Work to complete: Transcribe the material word for word, but without the images.

• • • • •

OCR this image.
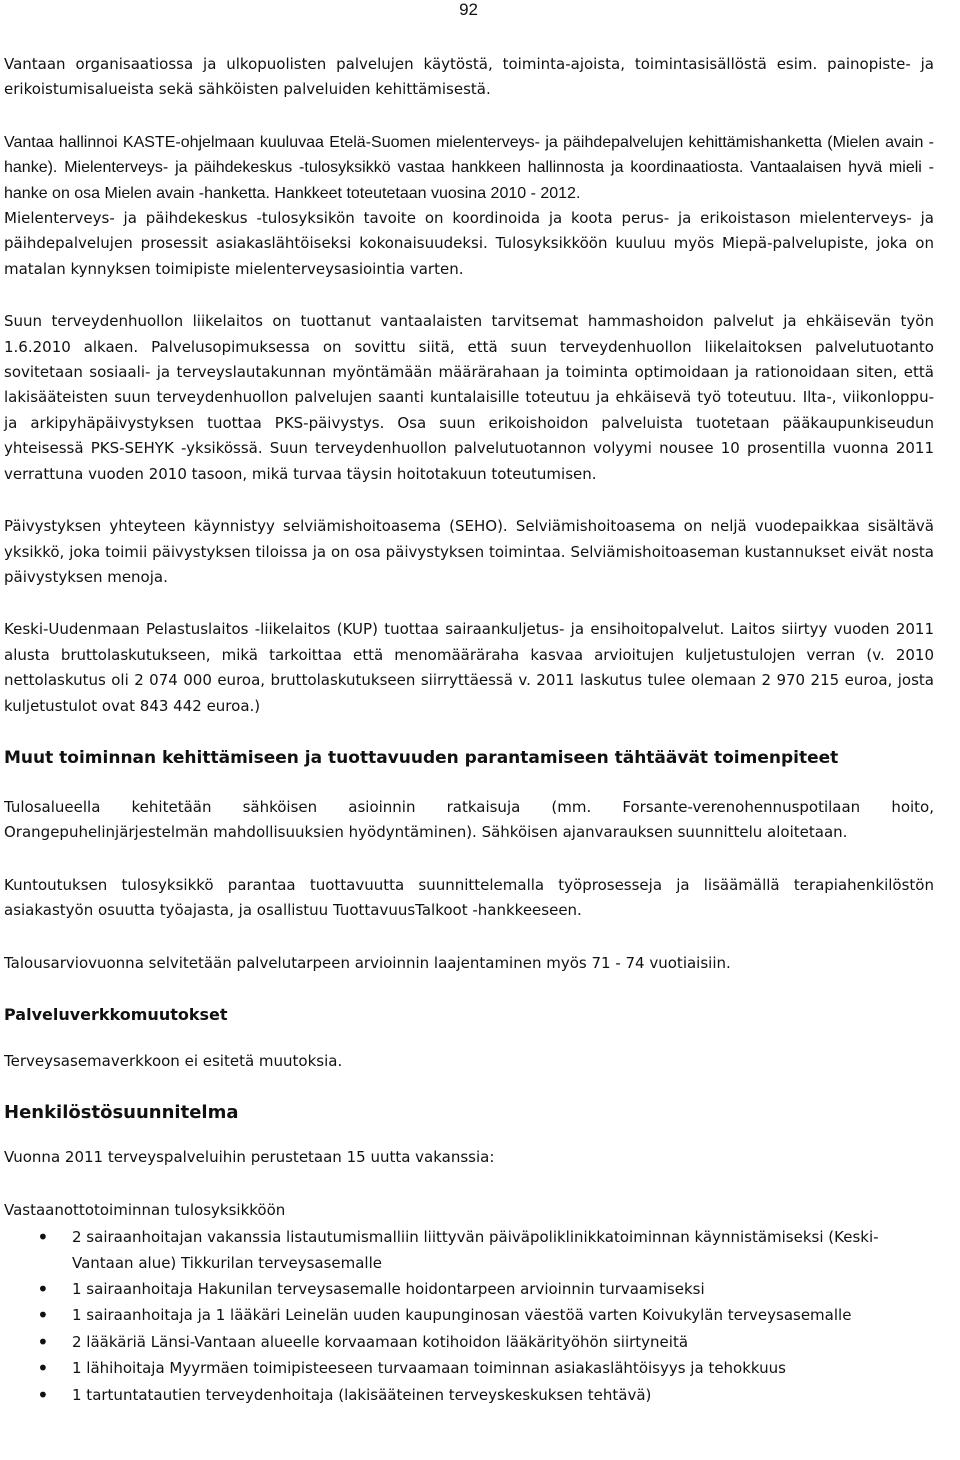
92

Vantaan organisaatiossa ja ulkopuolisten palvelujen käytöstä, toiminta-ajoista, toimintasisällöstä esim. painopiste- ja erikoistumisalueista sekä sähköisten palveluiden kehittämisestä.

Vantaa hallinnoi KASTE-ohjelmaan kuuluvaa Etelä-Suomen mielenterveys- ja päihdepalvelujen kehittämishanketta (Mielen avain -hanke). Mielenterveys- ja päihdekeskus -tulosyksikkö vastaa hankkeen hallinnosta ja koordinaatiosta. Vantaalaisen hyvä mieli -hanke on osa Mielen avain -hanketta. Hankkeet toteutetaan vuosina 2010 - 2012.

Mielenterveys- ja päihdekeskus -tulosyksikön tavoite on koordinoida ja koota perus- ja erikoistason mielenterveys- ja päihdepalvelujen prosessit asiakaslähtöiseksi kokonaisuudeksi. Tulosyksikköön kuuluu myös Miepä-palvelupiste, joka on matalan kynnyksen toimipiste mielenterveysasiointia varten.

Suun terveydenhuollon liikelaitos on tuottanut vantaalaisten tarvitsemat hammashoidon palvelut ja ehkäisevän työn 1.6.2010 alkaen. Palvelusopimuksessa on sovittu siitä, että suun terveydenhuollon liikelaitoksen palvelutuotanto sovitetaan sosiaali- ja terveyslautakunnan myöntämään määrärahaan ja toiminta optimoidaan ja rationoidaan siten, että lakisääteisten suun terveydenhuollon palvelujen saanti kuntalaisille toteutuu ja ehkäisevä työ toteutuu. Ilta-, viikonloppu- ja arkipyhäpäivystyksen tuottaa PKS-päivystys. Osa suun erikoishoidon palveluista tuotetaan pääkaupunkiseudun yhteisessä PKS-SEHYK -yksikössä. Suun terveydenhuollon palvelutuotannon volyymi nousee 10 prosentilla vuonna 2011 verrattuna vuoden 2010 tasoon, mikä turvaa täysin hoitotakuun toteutumisen.

Päivystyksen yhteyteen käynnistyy selviämishoitoasema (SEHO). Selviämishoitoasema on neljä vuodepaikkaa sisältävä yksikkö, joka toimii päivystyksen tiloissa ja on osa päivystyksen toimintaa. Selviämishoitoaseman kustannukset eivät nosta päivystyksen menoja.

Keski-Uudenmaan Pelastuslaitos -liikelaitos (KUP) tuottaa sairaankuljetus- ja ensihoitopalvelut. Laitos siirtyy vuoden 2011 alusta bruttolaskutukseen, mikä tarkoittaa että menomääräraha kasvaa arvioitujen kuljetustulojen verran (v. 2010 nettolaskutus oli 2 074 000 euroa, bruttolaskutukseen siirryttäessä v. 2011 laskutus tulee olemaan 2 970 215 euroa, josta kuljetustulot ovat 843 442 euroa.)

Muut toiminnan kehittämiseen ja tuottavuuden parantamiseen tähtäävät toimenpiteet

Tulosalueella kehitetään sähköisen asioinnin ratkaisuja (mm. Forsante-verenohennuspotilaan hoito, Orangepuhelinjärjestelmän mahdollisuuksien hyödyntäminen). Sähköisen ajanvarauksen suunnittelu aloitetaan.

Kuntoutuksen tulosyksikkö parantaa tuottavuutta suunnittelemalla työprosesseja ja lisäämällä terapiahenkilöstön asiakastyön osuutta työajasta, ja osallistuu TuottavuusTalkoot -hankkeeseen.

Talousarviovuonna selvitetään palvelutarpeen arvioinnin laajentaminen myös 71 - 74 vuotiaisiin.

Palveluverkkomuutokset

Terveysasemaverkkoon ei esitetä muutoksia.

Henkilöstösuunnitelma

Vuonna 2011 terveyspalveluihin perustetaan 15 uutta vakanssia:

Vastaanottotoiminnan tulosyksikköön

• 2 sairaanhoitajan vakanssia listautumismalliin liittyvän päiväpoliklinikkatoiminnan käynnistämiseksi (Keski-Vantaan alue) Tikkurilan terveysasemalle
• 1 sairaanhoitaja Hakunilan terveysasemalle hoidontarpeen arvioinnin turvaamiseksi
• 1 sairaanhoitaja ja 1 lääkäri Leinelän uuden kaupunginosan väestöä varten Koivukylän terveysasemalle
• 2 lääkäriä Länsi-Vantaan alueelle korvaamaan kotihoidon lääkärityöhön siirtyneitä
• 1 lähihoitaja Myyrmäen toimipisteeseen turvaamaan toiminnan asiakaslähtöisyys ja tehokkuus
• 1 tartuntatautien terveydenhoitaja (lakisääteinen terveyskeskuksen tehtävä)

• • • • •

Response:
OCR this image.
92

Vantaan organisaatiossa ja ulkopuolisten palvelujen käytöstä, toiminta-ajoista, toimintasisällöstä esim. painopiste- ja erikoistumisalueista sekä sähköisten palveluiden kehittämisestä.

Vantaa hallinnoi KASTE-ohjelmaan kuuluvaa Etelä-Suomen mielenterveys- ja päihdepalvelujen kehittämishanketta (Mielen avain -hanke). Mielenterveys- ja päihdekeskus -tulosyksikkö vastaa hankkeen hallinnosta ja koordinaatiosta. Vantaalaisen hyvä mieli -hanke on osa Mielen avain -hanketta. Hankkeet toteutetaan vuosina 2010 - 2012.

Mielenterveys- ja päihdekeskus -tulosyksikön tavoite on koordinoida ja koota perus- ja erikoistason mielenterveys- ja päihdepalvelujen prosessit asiakaslähtöiseksi kokonaisuudeksi. Tulosyksikköön kuuluu myös Miepä-palvelupiste, joka on matalan kynnyksen toimipiste mielenterveysasiointia varten.

Suun terveydenhuollon liikelaitos on tuottanut vantaalaisten tarvitsemat hammashoidon palvelut ja ehkäisevän työn 1.6.2010 alkaen. Palvelusopimuksessa on sovittu siitä, että suun terveydenhuollon liikelaitoksen palvelutuotanto sovitetaan sosiaali- ja terveyslautakunnan myöntämään määrärahaan ja toiminta optimoidaan ja rationoidaan siten, että lakisääteisten suun terveydenhuollon palvelujen saanti kuntalaisille toteutuu ja ehkäisevä työ toteutuu. Ilta-, viikonloppu- ja arkipyhäpäivystyksen tuottaa PKS-päivystys. Osa suun erikoishoidon palveluista tuotetaan pääkaupunkiseudun yhteisessä PKS-SEHYK -yksikössä. Suun terveydenhuollon palvelutuotannon volyymi nousee 10 prosentilla vuonna 2011 verrattuna vuoden 2010 tasoon, mikä turvaa täysin hoitotakuun toteutumisen.

Päivystyksen yhteyteen käynnistyy selviämishoitoasema (SEHO). Selviämishoitoasema on neljä vuodepaikkaa sisältävä yksikkö, joka toimii päivystyksen tiloissa ja on osa päivystyksen toimintaa. Selviämishoitoaseman kustannukset eivät nosta päivystyksen menoja.

Keski-Uudenmaan Pelastuslaitos -liikelaitos (KUP) tuottaa sairaankuljetus- ja ensihoitopalvelut. Laitos siirtyy vuoden 2011 alusta bruttolaskutukseen, mikä tarkoittaa että menomääräraha kasvaa arvioitujen kuljetustulojen verran (v. 2010 nettolaskutus oli 2 074 000 euroa, bruttolaskutukseen siirryttäessä v. 2011 laskutus tulee olemaan 2 970 215 euroa, josta kuljetustulot ovat 843 442 euroa.)

Muut toiminnan kehittämiseen ja tuottavuuden parantamiseen tähtäävät toimenpiteet

Tulosalueella kehitetään sähköisen asioinnin ratkaisuja (mm. Forsante-verenohennuspotilaan hoito, Orangepuhelinjärjestelmän mahdollisuuksien hyödyntäminen). Sähköisen ajanvarauksen suunnittelu aloitetaan.

Kuntoutuksen tulosyksikkö parantaa tuottavuutta suunnittelemalla työprosesseja ja lisäämällä terapiahenkilöstön asiakastyön osuutta työajasta, ja osallistuu TuottavuusTalkoot -hankkeeseen.

Talousarviovuonna selvitetään palvelutarpeen arvioinnin laajentaminen myös 71 - 74 vuotiaisiin.

Palveluverkkomuutokset

Terveysasemaverkkoon ei esitetä muutoksia.

Henkilöstösuunnitelma

Vuonna 2011 terveyspalveluihin perustetaan 15 uutta vakanssia:

Vastaanottotoiminnan tulosyksikköön

• 2 sairaanhoitajan vakanssia listautumismalliin liittyvän päiväpoliklinikkatoiminnan käynnistämiseksi (Keski-Vantaan alue) Tikkurilan terveysasemalle
• 1 sairaanhoitaja Hakunilan terveysasemalle hoidontarpeen arvioinnin turvaamiseksi
• 1 sairaanhoitaja ja 1 lääkäri Leinelän uuden kaupunginosan väestöä varten Koivukylän terveysasemalle
• 2 lääkäriä Länsi-Vantaan alueelle korvaamaan kotihoidon lääkärityöhön siirtyneitä
• 1 lähihoitaja Myyrmäen toimipisteeseen turvaamaan toiminnan asiakaslähtöisyys ja tehokkuus
• 1 tartuntatautien terveydenhoitaja (lakisääteinen terveyskeskuksen tehtävä)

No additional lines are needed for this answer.